- Source material:
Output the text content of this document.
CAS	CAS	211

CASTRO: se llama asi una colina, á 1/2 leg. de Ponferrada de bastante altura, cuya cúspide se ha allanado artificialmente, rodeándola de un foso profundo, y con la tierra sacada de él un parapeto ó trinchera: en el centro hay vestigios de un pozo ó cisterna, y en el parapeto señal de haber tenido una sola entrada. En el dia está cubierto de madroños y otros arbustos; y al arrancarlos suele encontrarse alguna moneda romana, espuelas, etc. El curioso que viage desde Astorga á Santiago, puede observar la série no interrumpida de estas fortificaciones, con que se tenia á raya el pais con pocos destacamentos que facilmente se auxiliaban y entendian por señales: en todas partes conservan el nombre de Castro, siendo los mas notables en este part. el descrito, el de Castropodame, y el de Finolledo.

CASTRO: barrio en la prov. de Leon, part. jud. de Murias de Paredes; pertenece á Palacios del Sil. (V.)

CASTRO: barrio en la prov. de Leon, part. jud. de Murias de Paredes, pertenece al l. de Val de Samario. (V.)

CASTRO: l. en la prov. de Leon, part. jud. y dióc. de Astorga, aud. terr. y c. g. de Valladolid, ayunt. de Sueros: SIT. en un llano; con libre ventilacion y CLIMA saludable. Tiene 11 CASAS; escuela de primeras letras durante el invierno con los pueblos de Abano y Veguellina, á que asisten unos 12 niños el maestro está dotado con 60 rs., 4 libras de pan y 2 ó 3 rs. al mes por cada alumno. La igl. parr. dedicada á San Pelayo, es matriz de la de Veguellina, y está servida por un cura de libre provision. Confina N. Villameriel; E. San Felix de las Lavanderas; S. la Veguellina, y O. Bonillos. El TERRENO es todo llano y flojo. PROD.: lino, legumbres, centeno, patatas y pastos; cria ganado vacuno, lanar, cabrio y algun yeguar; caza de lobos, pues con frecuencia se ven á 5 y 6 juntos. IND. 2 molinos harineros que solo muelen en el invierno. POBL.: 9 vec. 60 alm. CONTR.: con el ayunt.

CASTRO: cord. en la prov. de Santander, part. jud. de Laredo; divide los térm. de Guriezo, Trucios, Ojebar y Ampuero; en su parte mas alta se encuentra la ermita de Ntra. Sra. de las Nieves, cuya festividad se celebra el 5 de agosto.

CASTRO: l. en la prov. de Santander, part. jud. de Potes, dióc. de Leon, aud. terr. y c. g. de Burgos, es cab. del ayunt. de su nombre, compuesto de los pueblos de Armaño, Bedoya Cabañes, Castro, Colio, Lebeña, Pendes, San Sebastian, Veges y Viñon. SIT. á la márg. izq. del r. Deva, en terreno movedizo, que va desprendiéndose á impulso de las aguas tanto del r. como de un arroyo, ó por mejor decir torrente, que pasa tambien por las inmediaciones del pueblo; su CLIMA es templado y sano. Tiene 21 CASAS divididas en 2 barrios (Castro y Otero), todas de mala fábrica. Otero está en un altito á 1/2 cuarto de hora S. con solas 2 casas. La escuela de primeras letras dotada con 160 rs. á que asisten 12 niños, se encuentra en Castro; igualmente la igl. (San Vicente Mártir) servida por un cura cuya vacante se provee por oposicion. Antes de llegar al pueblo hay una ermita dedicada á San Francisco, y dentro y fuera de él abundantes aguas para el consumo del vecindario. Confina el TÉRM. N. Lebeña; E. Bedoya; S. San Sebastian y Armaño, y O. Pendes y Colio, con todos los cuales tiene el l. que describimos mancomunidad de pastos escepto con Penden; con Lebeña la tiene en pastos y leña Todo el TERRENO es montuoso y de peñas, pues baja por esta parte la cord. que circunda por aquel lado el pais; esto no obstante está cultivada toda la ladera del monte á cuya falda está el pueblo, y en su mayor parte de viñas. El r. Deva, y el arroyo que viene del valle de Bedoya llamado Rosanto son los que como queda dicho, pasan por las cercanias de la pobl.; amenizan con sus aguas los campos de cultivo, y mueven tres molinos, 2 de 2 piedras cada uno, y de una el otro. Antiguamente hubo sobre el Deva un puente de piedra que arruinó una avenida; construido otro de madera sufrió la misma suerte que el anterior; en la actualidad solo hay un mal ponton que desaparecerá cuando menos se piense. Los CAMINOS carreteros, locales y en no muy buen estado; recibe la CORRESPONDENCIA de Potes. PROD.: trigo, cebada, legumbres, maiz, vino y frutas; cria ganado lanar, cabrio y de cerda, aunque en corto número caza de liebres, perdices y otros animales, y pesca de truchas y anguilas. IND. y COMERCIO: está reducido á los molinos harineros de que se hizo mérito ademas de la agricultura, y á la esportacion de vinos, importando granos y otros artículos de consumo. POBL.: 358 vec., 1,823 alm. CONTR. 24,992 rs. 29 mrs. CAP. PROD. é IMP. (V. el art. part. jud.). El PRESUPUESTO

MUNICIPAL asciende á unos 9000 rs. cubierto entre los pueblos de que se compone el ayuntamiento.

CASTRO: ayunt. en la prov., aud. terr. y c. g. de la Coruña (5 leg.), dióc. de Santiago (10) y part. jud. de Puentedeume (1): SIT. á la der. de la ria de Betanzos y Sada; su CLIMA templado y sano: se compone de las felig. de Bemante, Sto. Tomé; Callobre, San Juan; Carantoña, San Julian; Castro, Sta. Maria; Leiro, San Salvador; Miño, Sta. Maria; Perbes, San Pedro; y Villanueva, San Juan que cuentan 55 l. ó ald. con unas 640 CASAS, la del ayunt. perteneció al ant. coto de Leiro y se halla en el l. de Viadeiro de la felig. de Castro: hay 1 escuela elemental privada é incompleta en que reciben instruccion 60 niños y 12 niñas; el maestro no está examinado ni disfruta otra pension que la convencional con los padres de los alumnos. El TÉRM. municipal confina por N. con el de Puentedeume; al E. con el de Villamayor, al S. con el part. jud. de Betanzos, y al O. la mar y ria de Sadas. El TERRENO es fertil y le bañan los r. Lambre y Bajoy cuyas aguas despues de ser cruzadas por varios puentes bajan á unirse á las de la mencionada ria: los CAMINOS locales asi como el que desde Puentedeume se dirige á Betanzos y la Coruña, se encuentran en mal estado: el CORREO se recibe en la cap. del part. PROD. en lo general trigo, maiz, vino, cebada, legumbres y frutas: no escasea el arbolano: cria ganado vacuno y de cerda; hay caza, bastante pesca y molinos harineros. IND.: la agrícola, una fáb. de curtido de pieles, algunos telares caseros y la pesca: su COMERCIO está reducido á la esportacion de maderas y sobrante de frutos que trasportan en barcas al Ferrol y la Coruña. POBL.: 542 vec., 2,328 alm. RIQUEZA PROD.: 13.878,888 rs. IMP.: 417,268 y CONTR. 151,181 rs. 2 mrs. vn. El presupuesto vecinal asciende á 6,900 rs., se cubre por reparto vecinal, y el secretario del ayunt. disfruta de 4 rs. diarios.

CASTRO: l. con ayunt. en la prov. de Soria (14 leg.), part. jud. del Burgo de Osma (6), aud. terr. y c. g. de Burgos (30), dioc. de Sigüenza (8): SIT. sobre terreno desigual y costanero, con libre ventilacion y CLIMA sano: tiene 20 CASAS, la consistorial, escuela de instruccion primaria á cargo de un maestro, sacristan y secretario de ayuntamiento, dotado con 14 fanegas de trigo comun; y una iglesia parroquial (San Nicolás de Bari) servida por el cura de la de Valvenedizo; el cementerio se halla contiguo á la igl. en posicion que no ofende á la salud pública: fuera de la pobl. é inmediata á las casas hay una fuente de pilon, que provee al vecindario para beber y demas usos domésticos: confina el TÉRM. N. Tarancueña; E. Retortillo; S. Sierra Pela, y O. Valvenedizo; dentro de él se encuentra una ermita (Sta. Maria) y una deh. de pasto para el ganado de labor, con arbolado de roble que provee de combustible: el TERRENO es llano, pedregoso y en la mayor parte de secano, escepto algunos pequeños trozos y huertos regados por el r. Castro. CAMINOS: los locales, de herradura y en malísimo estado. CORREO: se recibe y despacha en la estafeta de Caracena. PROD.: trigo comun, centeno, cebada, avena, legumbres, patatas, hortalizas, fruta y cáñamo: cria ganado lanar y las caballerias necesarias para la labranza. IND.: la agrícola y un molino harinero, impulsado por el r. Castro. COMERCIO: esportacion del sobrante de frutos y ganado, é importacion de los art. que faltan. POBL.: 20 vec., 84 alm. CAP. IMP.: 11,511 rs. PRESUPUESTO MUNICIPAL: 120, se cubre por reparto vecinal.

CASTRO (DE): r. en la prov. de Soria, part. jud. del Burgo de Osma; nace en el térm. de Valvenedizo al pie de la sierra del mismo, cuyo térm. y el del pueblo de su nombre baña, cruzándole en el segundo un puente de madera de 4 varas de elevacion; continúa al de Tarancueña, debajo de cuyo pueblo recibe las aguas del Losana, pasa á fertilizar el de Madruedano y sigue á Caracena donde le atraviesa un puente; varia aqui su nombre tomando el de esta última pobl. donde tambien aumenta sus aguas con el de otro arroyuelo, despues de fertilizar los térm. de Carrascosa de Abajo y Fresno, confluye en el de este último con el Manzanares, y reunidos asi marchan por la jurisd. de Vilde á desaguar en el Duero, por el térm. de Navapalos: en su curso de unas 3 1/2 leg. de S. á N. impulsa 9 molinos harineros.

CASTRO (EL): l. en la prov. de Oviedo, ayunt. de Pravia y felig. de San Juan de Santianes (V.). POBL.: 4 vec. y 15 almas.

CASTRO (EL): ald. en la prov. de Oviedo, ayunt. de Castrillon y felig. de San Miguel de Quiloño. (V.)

- What you are asked to do: Only the number is wanted: how many lines in the preceding entries hold the string "pertenece"?

- Solution for this task: 2